[Saved entries]
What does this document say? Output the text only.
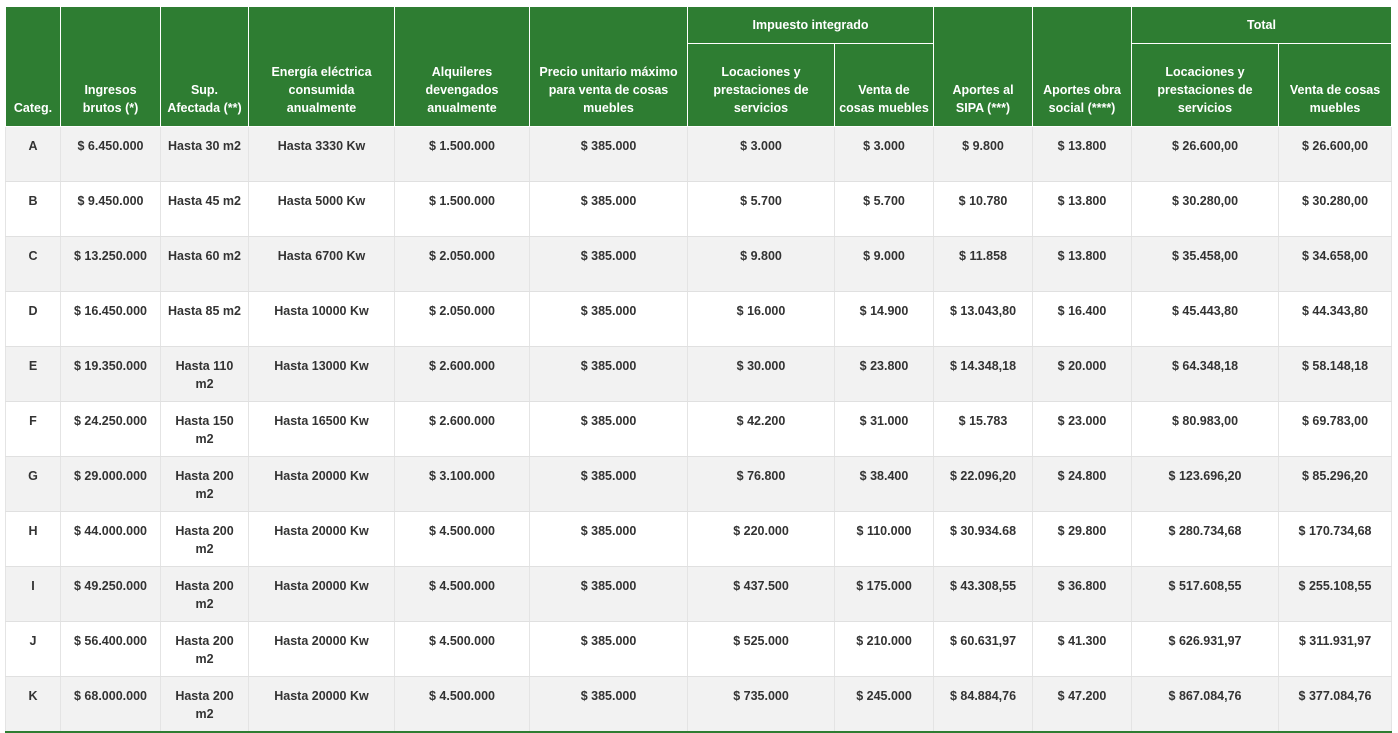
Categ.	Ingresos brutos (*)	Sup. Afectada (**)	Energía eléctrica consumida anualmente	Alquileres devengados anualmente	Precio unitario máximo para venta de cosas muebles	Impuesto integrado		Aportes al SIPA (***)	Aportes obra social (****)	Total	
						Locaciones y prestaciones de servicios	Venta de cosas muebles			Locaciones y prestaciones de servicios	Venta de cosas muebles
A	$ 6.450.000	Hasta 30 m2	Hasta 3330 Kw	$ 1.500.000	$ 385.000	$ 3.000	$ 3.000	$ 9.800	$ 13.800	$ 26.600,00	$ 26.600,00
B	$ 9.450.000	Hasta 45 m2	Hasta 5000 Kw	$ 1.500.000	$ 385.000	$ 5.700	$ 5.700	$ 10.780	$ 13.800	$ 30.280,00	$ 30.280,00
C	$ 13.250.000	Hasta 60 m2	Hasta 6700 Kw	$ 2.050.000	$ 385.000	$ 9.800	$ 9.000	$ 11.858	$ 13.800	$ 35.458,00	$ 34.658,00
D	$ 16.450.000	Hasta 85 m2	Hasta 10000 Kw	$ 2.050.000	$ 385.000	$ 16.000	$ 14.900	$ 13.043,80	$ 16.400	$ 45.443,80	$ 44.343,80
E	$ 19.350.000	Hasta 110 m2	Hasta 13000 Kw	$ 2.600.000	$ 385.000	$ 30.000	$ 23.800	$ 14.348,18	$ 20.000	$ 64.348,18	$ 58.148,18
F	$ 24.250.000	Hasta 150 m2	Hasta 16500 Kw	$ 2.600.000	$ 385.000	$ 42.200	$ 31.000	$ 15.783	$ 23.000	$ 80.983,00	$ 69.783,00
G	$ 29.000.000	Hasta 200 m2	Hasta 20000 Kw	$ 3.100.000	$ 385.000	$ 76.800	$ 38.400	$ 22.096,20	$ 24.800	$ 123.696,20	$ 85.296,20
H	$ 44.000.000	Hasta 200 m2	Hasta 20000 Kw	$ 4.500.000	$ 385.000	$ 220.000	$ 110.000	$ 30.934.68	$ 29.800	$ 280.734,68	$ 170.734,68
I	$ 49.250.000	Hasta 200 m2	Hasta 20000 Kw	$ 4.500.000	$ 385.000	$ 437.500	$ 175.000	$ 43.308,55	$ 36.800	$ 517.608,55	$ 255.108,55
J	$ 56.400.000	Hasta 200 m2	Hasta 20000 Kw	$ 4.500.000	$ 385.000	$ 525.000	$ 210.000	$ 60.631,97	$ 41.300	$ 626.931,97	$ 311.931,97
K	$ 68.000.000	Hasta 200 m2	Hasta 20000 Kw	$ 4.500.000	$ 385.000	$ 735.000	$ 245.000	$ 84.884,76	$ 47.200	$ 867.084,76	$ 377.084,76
---
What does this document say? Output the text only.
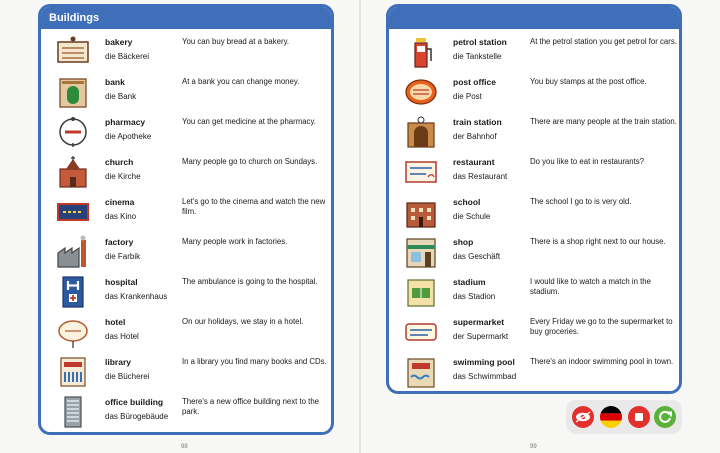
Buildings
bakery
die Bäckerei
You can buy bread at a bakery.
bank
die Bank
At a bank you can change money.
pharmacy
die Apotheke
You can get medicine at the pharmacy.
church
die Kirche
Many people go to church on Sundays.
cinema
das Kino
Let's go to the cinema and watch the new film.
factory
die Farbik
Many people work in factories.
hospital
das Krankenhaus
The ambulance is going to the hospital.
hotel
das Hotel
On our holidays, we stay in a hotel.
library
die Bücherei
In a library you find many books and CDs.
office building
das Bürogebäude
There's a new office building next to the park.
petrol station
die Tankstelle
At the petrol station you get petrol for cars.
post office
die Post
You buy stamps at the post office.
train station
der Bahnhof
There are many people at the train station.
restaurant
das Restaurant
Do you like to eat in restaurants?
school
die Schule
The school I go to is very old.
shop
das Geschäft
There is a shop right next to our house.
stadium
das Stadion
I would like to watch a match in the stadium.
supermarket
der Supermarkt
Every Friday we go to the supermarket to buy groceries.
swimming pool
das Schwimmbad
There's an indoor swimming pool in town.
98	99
==
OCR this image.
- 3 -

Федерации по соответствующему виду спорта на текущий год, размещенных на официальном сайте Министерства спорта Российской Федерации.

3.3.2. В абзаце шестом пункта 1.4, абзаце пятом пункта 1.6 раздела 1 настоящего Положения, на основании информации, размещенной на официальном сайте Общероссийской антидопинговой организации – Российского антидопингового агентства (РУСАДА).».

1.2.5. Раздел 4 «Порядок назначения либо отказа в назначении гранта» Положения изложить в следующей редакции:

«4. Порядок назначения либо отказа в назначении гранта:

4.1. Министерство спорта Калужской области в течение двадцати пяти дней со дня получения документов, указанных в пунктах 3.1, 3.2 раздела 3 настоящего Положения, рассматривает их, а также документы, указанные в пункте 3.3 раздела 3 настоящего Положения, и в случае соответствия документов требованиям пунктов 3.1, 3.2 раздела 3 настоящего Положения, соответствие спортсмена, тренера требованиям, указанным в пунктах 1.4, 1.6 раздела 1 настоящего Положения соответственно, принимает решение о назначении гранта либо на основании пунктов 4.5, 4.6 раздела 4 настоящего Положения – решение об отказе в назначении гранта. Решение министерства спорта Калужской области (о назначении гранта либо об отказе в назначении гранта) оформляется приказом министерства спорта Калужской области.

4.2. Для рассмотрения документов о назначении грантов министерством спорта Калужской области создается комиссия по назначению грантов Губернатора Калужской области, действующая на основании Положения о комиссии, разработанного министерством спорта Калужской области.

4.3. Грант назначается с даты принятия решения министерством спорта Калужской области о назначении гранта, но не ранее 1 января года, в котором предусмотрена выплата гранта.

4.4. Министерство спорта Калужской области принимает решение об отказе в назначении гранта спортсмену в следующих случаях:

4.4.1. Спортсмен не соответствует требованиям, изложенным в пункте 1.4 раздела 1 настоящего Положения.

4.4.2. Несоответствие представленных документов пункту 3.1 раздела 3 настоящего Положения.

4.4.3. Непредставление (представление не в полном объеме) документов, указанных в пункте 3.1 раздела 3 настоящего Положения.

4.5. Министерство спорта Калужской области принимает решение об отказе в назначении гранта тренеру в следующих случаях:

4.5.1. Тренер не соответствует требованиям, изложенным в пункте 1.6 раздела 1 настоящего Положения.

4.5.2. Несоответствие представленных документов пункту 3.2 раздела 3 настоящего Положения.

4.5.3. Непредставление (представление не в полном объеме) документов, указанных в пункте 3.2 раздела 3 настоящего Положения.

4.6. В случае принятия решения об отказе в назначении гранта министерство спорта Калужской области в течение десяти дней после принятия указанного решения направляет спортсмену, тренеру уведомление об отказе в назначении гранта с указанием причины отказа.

» **Short exercise**:
Copy out every line of the data that includes the word "сайте".

» **The completed task**:
Федерации по соответствующему виду спорта на текущий год, размещенных на официальном сайте Министерства спорта Российской Федерации.
3.3.2. В абзаце шестом пункта 1.4, абзаце пятом пункта 1.6 раздела 1 настоящего Положения, на основании информации, размещенной на официальном сайте Общероссийской антидопинговой организации – Российского антидопингового агентства (РУСАДА).».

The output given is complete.